== Input rows

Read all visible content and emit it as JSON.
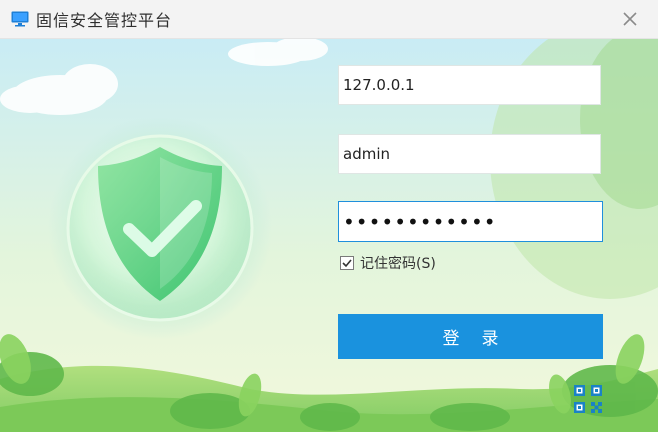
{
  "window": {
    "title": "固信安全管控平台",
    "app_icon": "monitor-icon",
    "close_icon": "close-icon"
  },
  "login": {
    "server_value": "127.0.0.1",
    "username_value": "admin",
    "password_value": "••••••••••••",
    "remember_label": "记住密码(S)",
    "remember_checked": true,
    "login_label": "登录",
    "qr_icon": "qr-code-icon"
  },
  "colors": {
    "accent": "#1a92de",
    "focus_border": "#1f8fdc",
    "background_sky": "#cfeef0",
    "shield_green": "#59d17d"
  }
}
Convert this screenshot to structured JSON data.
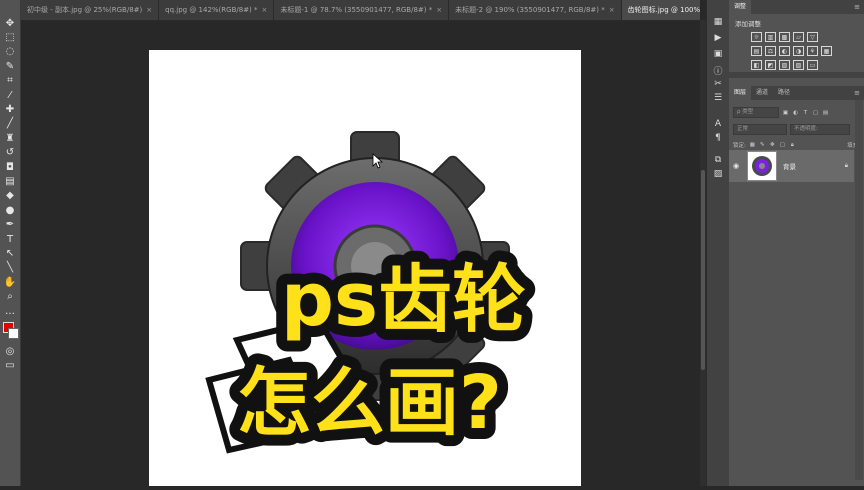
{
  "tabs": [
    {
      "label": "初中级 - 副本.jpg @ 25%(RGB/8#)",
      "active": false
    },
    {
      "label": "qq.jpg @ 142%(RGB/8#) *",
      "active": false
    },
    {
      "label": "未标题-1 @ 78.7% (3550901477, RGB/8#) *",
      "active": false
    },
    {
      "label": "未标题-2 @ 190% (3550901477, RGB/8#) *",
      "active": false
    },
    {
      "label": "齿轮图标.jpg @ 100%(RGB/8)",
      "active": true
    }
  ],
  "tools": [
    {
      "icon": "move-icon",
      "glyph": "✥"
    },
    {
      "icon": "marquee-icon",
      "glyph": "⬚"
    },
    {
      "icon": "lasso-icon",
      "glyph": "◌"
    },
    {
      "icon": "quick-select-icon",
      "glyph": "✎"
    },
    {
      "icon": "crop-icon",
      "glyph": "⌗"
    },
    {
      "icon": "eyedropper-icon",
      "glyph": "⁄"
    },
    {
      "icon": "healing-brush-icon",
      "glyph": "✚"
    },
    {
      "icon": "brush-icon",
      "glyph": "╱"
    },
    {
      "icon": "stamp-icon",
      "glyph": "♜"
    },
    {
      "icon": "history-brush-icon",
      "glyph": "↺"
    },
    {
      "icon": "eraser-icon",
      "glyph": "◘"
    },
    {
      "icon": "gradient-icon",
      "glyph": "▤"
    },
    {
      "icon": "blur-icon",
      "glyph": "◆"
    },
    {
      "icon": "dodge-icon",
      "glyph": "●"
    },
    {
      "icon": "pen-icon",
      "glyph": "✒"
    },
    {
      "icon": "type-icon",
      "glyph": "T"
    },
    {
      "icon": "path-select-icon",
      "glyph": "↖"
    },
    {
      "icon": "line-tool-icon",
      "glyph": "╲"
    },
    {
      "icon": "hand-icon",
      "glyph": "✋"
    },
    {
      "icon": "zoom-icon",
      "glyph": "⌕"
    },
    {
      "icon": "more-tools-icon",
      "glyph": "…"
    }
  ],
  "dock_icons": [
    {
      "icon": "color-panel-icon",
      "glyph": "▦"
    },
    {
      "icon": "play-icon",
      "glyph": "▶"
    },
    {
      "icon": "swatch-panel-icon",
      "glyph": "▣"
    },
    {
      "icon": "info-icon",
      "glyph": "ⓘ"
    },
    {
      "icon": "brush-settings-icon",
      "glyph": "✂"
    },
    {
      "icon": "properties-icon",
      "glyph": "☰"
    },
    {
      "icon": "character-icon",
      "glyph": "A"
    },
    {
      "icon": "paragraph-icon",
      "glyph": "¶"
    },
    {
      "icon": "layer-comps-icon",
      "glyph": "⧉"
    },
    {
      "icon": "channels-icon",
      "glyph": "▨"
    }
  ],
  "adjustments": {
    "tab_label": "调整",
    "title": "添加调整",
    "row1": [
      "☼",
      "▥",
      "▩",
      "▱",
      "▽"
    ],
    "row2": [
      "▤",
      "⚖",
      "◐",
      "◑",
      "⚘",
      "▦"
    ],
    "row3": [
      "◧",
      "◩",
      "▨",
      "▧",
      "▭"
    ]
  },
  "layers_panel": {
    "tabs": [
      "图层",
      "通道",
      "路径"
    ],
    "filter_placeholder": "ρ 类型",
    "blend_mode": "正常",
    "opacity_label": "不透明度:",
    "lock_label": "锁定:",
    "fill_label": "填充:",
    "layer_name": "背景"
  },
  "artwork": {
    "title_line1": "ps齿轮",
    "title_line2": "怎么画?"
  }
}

====
== Input rows

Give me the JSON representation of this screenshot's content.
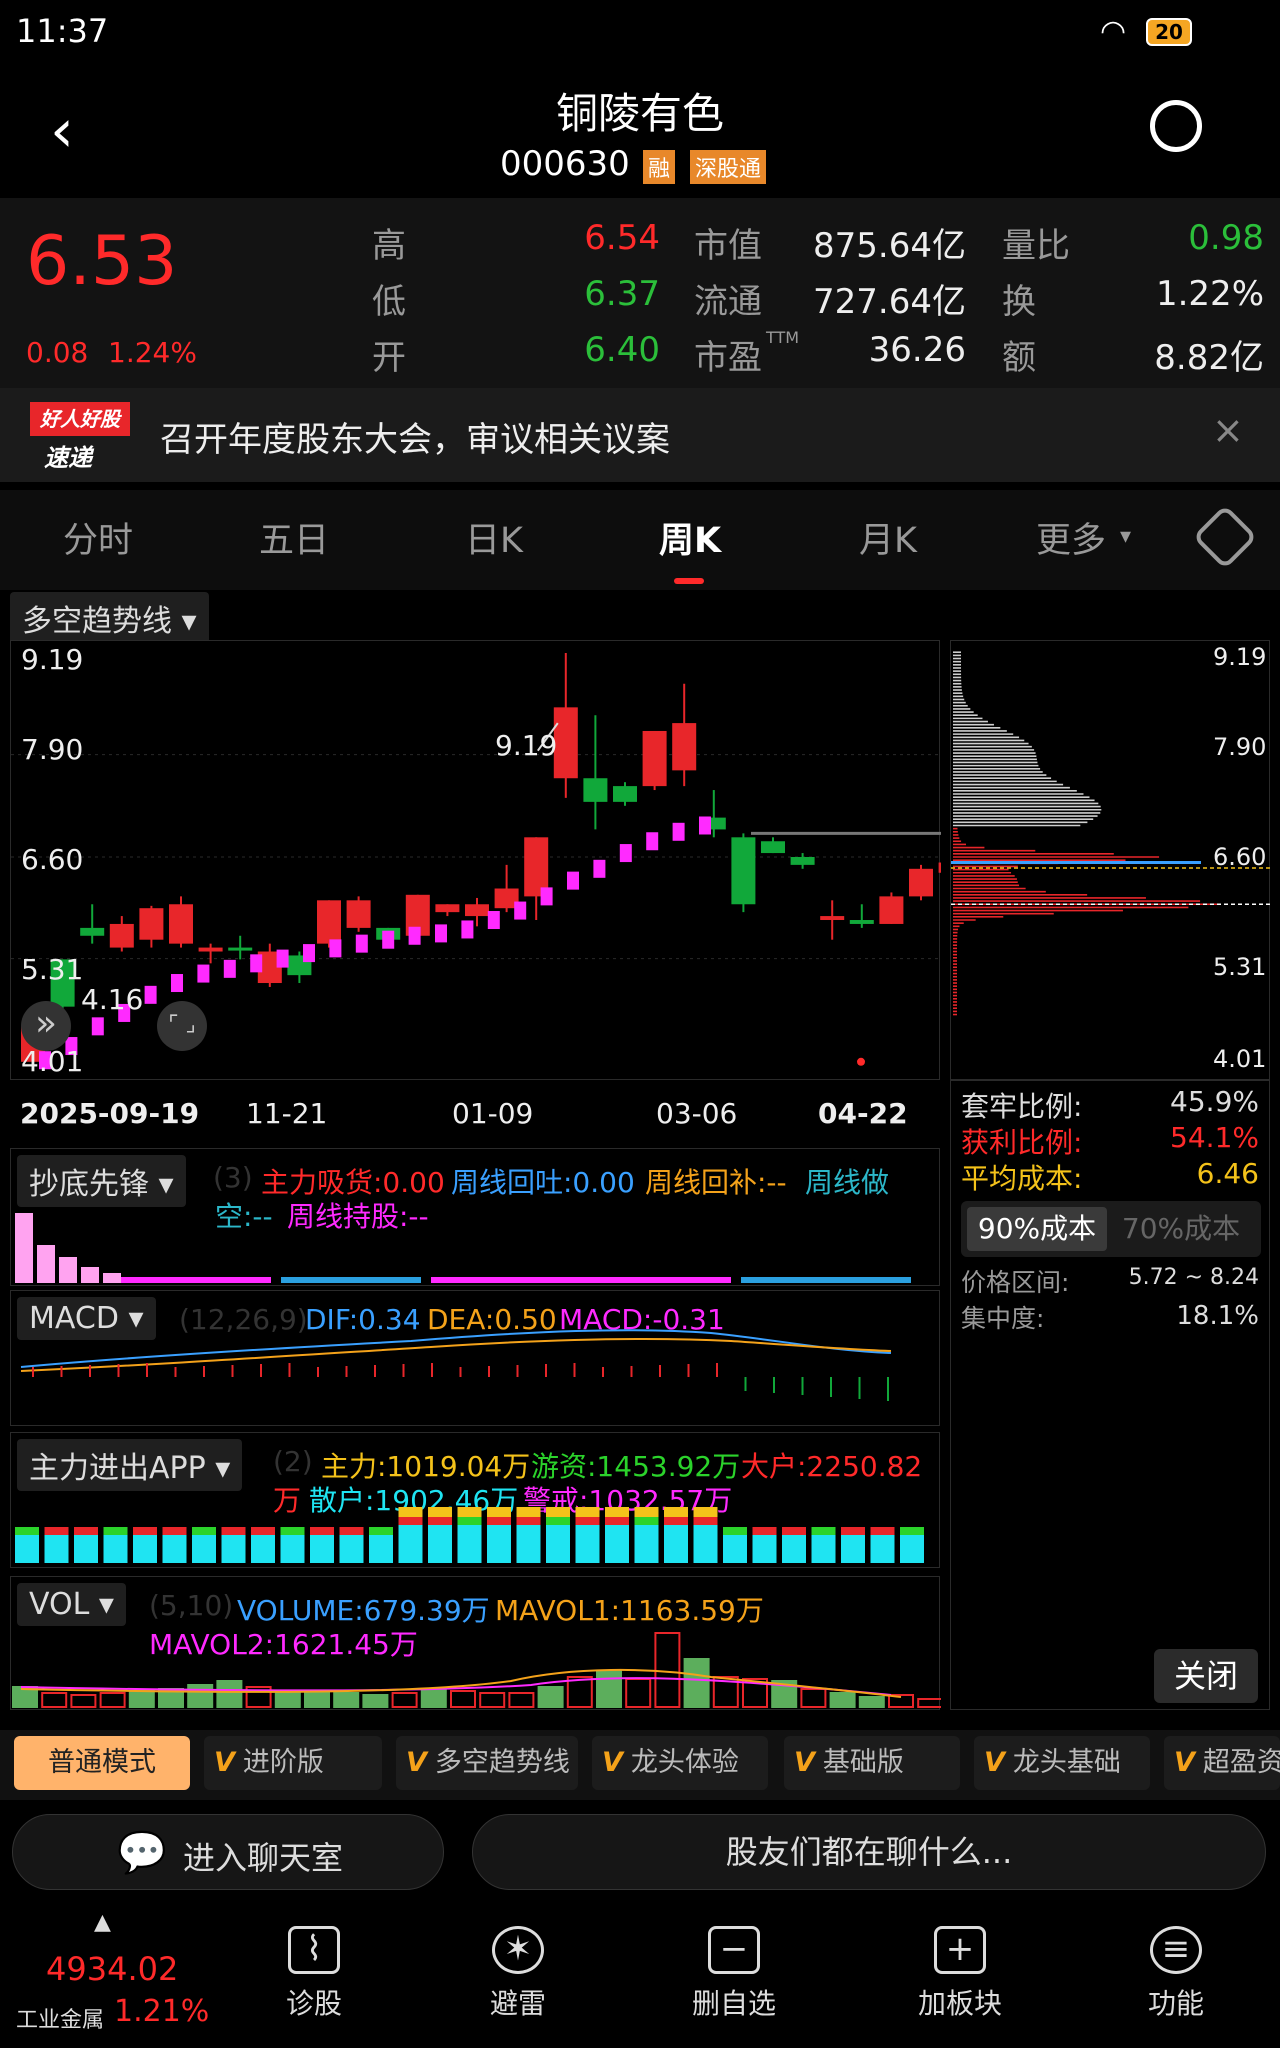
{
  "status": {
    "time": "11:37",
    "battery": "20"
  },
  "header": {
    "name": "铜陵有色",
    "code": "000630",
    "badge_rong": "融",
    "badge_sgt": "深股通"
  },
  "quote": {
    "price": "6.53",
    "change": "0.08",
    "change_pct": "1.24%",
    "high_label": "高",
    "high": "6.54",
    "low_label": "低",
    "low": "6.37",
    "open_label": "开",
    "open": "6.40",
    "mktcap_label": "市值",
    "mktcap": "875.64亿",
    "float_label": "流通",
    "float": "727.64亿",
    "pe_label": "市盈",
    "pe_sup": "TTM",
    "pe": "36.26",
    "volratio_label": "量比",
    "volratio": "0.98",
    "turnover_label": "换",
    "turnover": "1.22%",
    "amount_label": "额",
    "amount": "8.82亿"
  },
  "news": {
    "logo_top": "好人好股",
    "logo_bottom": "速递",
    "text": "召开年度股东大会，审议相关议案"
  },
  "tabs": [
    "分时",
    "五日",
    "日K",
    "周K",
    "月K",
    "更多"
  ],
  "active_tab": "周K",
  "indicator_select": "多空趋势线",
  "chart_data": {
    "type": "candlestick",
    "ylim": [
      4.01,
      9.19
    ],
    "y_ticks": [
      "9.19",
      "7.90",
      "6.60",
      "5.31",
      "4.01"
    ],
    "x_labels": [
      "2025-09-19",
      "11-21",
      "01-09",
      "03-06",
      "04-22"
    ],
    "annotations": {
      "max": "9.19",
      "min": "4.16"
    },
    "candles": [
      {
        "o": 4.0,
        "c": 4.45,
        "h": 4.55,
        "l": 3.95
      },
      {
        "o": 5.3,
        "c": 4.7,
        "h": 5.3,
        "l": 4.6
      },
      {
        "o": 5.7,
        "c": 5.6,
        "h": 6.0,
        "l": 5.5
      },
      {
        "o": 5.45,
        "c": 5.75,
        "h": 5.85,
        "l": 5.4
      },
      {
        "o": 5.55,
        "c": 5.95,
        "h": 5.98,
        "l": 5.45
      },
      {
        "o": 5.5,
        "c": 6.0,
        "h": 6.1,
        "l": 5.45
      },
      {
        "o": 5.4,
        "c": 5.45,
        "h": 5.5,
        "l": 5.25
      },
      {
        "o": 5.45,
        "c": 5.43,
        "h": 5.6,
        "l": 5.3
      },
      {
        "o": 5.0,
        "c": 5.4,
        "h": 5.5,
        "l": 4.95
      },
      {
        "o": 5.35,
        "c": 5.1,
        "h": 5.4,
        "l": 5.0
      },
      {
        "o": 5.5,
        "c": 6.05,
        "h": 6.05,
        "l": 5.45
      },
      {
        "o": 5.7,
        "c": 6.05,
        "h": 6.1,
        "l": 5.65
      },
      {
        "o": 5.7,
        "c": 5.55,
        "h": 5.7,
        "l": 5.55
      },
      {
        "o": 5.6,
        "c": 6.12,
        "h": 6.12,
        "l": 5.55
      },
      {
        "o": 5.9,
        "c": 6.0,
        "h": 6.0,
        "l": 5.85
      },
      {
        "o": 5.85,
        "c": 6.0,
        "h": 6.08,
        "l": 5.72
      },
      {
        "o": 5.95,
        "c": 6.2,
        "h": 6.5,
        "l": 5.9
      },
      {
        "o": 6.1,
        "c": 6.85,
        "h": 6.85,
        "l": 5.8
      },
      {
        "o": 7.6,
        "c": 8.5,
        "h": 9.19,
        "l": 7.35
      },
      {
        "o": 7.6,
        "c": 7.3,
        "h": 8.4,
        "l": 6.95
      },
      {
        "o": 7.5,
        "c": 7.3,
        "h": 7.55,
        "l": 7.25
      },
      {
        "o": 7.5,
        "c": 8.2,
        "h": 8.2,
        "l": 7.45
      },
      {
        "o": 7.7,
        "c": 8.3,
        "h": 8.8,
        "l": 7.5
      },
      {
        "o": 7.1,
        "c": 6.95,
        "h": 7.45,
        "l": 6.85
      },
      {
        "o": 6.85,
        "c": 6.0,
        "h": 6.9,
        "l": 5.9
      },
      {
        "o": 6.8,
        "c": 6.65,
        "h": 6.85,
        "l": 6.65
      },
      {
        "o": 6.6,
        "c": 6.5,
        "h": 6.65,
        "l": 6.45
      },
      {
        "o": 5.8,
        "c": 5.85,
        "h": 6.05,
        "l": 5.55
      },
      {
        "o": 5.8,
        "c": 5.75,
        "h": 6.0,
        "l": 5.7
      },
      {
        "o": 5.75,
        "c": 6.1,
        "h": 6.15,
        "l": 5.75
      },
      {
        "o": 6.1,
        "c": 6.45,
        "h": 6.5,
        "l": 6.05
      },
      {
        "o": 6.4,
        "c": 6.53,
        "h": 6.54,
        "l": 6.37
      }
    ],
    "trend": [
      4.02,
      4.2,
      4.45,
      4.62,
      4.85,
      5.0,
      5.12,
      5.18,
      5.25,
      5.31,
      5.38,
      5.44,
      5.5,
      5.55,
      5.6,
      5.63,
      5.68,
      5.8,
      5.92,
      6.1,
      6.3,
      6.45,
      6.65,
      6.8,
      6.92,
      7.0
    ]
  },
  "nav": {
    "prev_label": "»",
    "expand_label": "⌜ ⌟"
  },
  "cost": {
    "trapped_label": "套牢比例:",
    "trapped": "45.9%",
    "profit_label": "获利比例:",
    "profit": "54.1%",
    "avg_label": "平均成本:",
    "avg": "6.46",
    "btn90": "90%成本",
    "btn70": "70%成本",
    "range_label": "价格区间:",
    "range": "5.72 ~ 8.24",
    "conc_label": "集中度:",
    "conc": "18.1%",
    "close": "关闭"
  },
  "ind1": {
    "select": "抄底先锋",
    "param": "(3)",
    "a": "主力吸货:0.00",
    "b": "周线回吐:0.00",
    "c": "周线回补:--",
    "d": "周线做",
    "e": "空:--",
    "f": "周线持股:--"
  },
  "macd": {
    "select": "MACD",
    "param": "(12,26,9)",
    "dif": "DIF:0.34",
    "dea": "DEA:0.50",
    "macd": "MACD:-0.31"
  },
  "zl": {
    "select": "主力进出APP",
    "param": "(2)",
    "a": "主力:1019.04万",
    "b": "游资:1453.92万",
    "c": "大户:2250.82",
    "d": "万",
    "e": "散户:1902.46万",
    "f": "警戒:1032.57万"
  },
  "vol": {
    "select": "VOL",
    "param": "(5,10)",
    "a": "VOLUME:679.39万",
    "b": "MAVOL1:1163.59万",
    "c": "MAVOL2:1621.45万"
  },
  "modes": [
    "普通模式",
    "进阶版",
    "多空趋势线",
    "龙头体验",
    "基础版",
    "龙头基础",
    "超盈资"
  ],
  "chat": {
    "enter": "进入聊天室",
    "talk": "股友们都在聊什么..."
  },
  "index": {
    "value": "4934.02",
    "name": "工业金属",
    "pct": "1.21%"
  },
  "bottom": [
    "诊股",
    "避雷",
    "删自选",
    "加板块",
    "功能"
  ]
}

====

**What is needed**: Go through the entries and return each line where the word "this" appears.

**Output of the exercise**:
Convert this screenshot to structured JSON data.
Give me the JSON representation of this screenshot's content.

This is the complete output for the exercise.